The data ::
============

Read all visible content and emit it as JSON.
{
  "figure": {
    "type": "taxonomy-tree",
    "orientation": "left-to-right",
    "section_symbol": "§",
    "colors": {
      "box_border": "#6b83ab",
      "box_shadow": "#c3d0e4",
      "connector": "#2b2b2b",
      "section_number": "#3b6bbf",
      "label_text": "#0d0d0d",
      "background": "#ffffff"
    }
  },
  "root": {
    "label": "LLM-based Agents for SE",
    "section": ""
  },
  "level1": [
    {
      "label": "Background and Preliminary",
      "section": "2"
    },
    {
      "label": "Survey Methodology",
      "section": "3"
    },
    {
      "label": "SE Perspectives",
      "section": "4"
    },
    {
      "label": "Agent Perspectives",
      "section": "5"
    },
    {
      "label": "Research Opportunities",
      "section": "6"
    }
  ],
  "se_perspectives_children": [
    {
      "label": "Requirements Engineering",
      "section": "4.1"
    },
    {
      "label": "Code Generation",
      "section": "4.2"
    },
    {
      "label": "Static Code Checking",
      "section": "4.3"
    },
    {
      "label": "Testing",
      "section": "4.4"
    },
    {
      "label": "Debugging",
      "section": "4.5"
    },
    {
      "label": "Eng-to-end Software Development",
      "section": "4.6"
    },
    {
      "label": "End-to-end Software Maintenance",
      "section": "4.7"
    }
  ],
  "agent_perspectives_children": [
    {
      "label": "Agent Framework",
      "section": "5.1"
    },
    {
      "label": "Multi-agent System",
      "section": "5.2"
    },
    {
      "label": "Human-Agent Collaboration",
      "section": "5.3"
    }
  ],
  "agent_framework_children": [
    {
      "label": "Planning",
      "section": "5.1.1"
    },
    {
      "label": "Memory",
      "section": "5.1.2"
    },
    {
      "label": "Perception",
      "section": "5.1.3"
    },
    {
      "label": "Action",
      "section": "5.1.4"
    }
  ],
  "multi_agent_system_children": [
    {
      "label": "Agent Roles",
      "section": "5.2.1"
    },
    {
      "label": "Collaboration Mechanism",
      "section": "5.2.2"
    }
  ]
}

============

Exercise goal ::
List each line of the entries that holds the string "Collaboration".

Response to the exercise ::
      "label": "Human-Agent Collaboration",
      "label": "Collaboration Mechanism",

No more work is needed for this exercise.